4
votes

I'm currently maintaining some old code for a company. As it would happen, the current app I'm modifying uses an older version of the in-house library (we'll call this Lib1.dll). They also have a new version of the library called Lib2.dll that improves upon the previous library in many ways.

Unfortunately, Lib2 is not backward compatible with Lib1. What's worse is that they both use the same namespace Product.Common.

How do I use Lib2 and Lib1 in the same project? Right now if I add references to both of them, VS tells me that certain classes are ambiguous (which makes sense, since they using the same namespace).

Basically, I need something like:

Imports Lib1:Product.Common.Class

I'm using VB.NET 1.1.

4
I ran into this same problem in C#, I'm interested if there are any ways around this - Andy White
@Andy: The C# solution is easy, not sure about VB.NET. - Samuel
That's not a solution though... these two libraries have the exact same namespace. You can use the namespace to differentiate them. The only thing that is different is that they have different DLL names. - cdmckay
@cdmckay: Aaah, I see it now. Found a C# answer and will post. - Samuel
@cdmckay: You might be SOL. Haven't found any solutions that don't use extern alias. - Samuel

4 Answers

6
votes

I found a blog entry that has a solution in C#, not sure of the solution in VB.NET.

Extern alias walkthrough and C# 2.0: Using different versions of the same dll in one application


Edit:

It would seem you are out of luck. There does not appear to be a solution with .NET 1.1.

5
votes

You could add another project to "host" one of your Lib projects. Basically just add a layer to nest the namespace a level deeper so it no longer causes a conflict.

MATERIAL SHOWN>
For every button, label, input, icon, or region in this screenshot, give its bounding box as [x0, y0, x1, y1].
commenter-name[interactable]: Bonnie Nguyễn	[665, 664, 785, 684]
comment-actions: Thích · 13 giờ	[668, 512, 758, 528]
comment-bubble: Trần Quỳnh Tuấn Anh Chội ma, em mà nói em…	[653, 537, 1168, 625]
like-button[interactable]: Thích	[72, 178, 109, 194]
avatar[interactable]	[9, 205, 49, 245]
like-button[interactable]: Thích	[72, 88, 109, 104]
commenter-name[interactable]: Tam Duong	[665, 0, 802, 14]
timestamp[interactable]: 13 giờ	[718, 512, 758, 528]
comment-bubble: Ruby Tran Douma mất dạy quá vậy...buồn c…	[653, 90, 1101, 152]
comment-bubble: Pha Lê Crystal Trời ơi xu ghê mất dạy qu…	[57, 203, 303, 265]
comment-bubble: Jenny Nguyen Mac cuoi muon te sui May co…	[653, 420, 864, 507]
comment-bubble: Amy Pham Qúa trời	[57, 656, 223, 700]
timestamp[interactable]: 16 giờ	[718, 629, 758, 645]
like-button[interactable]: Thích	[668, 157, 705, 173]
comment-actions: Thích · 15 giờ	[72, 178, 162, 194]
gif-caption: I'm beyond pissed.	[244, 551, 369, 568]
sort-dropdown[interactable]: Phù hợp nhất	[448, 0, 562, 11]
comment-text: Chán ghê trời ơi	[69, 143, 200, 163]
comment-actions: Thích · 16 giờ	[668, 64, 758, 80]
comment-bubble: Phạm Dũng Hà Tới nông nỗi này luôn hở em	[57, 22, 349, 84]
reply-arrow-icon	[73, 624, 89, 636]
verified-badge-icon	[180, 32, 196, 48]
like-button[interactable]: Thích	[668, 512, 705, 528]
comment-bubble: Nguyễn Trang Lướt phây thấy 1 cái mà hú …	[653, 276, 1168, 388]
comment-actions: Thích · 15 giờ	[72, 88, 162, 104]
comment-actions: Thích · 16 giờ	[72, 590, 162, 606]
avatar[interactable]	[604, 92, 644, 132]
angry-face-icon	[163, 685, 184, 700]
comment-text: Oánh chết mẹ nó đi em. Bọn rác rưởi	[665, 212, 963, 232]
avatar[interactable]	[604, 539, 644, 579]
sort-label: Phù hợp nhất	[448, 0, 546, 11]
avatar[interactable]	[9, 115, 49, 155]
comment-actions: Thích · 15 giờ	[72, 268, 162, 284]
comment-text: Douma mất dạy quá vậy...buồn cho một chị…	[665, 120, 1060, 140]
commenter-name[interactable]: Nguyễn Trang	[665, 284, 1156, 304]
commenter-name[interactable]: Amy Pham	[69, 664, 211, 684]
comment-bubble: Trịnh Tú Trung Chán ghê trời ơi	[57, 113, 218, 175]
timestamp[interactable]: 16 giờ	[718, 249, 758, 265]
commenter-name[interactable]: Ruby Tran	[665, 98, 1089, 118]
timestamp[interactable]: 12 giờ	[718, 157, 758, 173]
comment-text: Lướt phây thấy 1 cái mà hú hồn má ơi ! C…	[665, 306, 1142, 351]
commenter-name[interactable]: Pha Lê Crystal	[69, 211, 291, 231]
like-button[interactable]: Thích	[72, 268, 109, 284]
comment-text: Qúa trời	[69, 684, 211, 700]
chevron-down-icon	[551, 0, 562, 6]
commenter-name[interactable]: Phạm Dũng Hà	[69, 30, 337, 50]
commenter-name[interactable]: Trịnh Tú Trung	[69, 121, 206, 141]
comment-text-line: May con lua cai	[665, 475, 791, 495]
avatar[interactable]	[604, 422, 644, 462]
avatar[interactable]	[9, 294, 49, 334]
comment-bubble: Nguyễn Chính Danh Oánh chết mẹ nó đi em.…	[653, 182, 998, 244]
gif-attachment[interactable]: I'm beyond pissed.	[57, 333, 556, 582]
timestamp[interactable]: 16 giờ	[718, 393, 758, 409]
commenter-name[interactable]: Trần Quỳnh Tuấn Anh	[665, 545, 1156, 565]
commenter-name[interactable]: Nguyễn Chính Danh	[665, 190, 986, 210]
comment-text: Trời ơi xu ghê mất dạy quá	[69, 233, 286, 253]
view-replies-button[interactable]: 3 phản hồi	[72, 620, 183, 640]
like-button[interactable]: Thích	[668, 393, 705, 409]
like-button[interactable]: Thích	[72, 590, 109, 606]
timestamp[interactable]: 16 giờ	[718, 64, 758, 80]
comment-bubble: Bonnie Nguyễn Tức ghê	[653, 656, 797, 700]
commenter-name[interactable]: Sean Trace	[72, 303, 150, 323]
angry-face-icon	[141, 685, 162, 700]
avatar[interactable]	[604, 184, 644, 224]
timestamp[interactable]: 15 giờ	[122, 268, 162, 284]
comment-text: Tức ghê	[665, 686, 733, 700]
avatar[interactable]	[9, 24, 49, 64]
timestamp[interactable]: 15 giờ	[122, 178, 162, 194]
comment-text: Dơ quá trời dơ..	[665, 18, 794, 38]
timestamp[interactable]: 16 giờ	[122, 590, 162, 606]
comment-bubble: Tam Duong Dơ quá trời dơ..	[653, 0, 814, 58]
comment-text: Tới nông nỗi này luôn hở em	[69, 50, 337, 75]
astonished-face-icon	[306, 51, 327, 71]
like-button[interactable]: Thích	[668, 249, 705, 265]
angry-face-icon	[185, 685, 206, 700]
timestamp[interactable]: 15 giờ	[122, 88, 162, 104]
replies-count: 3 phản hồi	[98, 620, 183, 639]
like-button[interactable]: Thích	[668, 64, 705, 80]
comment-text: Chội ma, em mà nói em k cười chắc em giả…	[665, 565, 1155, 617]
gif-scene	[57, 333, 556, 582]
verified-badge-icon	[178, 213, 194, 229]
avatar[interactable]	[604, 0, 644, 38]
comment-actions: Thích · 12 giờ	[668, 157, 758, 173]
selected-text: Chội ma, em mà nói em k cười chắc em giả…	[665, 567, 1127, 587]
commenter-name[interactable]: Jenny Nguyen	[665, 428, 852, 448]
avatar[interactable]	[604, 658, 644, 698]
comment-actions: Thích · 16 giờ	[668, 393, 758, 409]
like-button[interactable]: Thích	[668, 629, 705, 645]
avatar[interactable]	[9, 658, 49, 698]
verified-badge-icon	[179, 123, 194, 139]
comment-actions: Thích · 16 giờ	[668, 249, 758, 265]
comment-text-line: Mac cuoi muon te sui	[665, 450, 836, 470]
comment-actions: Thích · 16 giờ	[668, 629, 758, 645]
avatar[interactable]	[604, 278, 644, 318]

TASK REQUIREMENTS>
Decide whether each statement agrees with the discussion above about two library versions that share a namespace. Answer yes or no for each, and quote the words of the text that decide it.
1. Lib2 is backward compatible with Lib1.
2. The person asking is working in VB.NET 1.1.
3. One reply proposes adding another project to host one of the libraries.

OUTPUT FOR THIS EXERCISE>
1. No: "Unfortunately, Lib2 is not backward compatible with Lib1."
2. Yes: "I'm using VB.NET 1.1."
3. Yes: "You could add another project to "host" one of your Lib projects."